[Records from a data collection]
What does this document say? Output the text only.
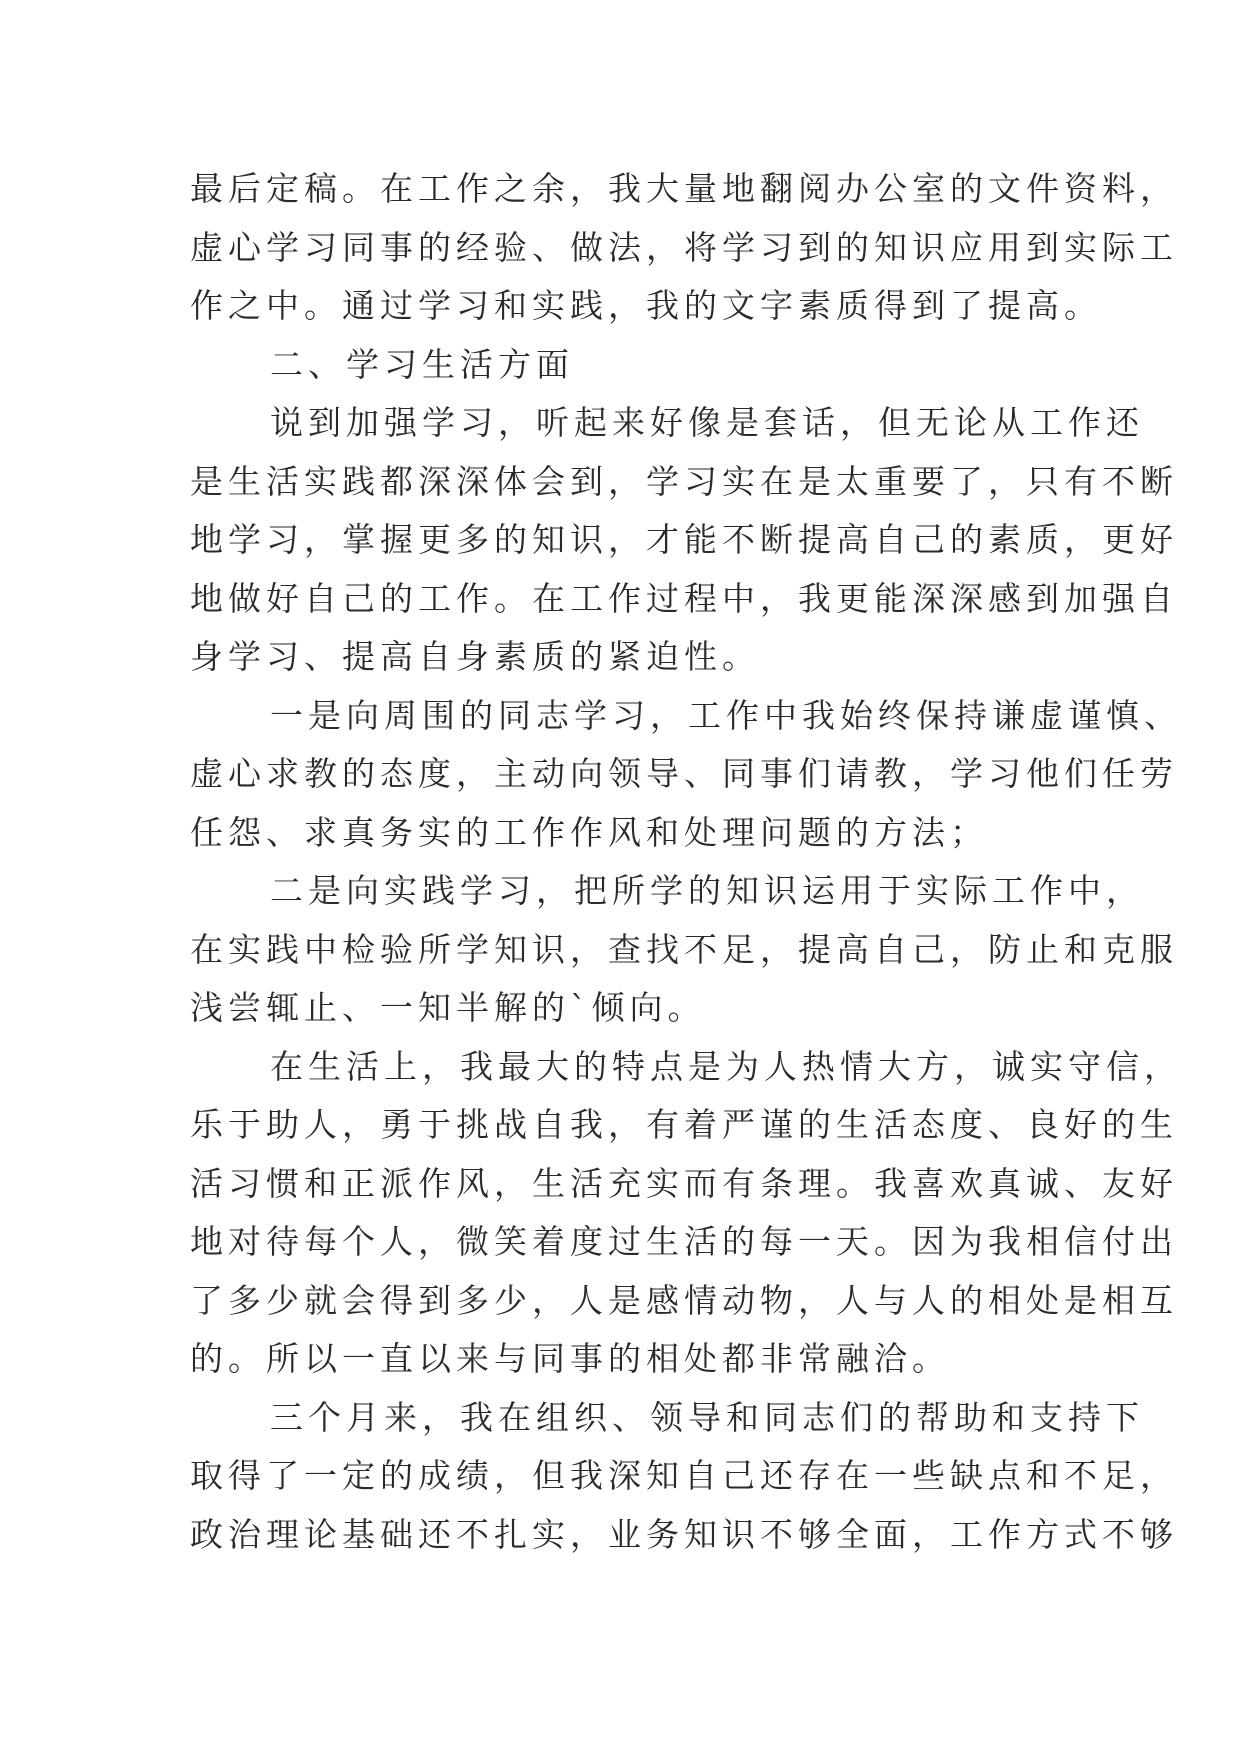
最后定稿。在工作之余，我大量地翻阅办公室的文件资料，
虚心学习同事的经验、做法，将学习到的知识应用到实际工
作之中。通过学习和实践，我的文字素质得到了提高。
二、学习生活方面
说到加强学习，听起来好像是套话，但无论从工作还
是生活实践都深深体会到，学习实在是太重要了，只有不断
地学习，掌握更多的知识，才能不断提高自己的素质，更好
地做好自己的工作。在工作过程中，我更能深深感到加强自
身学习、提高自身素质的紧迫性。
一是向周围的同志学习，工作中我始终保持谦虚谨慎、
虚心求教的态度，主动向领导、同事们请教，学习他们任劳
任怨、求真务实的工作作风和处理问题的方法；
二是向实践学习，把所学的知识运用于实际工作中，
在实践中检验所学知识，查找不足，提高自己，防止和克服
浅尝辄止、一知半解的`倾向。
在生活上，我最大的特点是为人热情大方，诚实守信，
乐于助人，勇于挑战自我，有着严谨的生活态度、良好的生
活习惯和正派作风，生活充实而有条理。我喜欢真诚、友好
地对待每个人，微笑着度过生活的每一天。因为我相信付出
了多少就会得到多少，人是感情动物，人与人的相处是相互
的。所以一直以来与同事的相处都非常融洽。
三个月来，我在组织、领导和同志们的帮助和支持下
取得了一定的成绩，但我深知自己还存在一些缺点和不足，
政治理论基础还不扎实，业务知识不够全面，工作方式不够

**What you should do:**
Can you retype every record above exactly, leaving out the pictures?

**Reply:**
What does this document say? Output the text only.
最后定稿。在工作之余，我大量地翻阅办公室的文件资料，
虚心学习同事的经验、做法，将学习到的知识应用到实际工
作之中。通过学习和实践，我的文字素质得到了提高。
二、学习生活方面
说到加强学习，听起来好像是套话，但无论从工作还
是生活实践都深深体会到，学习实在是太重要了，只有不断
地学习，掌握更多的知识，才能不断提高自己的素质，更好
地做好自己的工作。在工作过程中，我更能深深感到加强自
身学习、提高自身素质的紧迫性。
一是向周围的同志学习，工作中我始终保持谦虚谨慎、
虚心求教的态度，主动向领导、同事们请教，学习他们任劳
任怨、求真务实的工作作风和处理问题的方法；
二是向实践学习，把所学的知识运用于实际工作中，
在实践中检验所学知识，查找不足，提高自己，防止和克服
浅尝辄止、一知半解的`倾向。
在生活上，我最大的特点是为人热情大方，诚实守信，
乐于助人，勇于挑战自我，有着严谨的生活态度、良好的生
活习惯和正派作风，生活充实而有条理。我喜欢真诚、友好
地对待每个人，微笑着度过生活的每一天。因为我相信付出
了多少就会得到多少，人是感情动物，人与人的相处是相互
的。所以一直以来与同事的相处都非常融洽。
三个月来，我在组织、领导和同志们的帮助和支持下
取得了一定的成绩，但我深知自己还存在一些缺点和不足，
政治理论基础还不扎实，业务知识不够全面，工作方式不够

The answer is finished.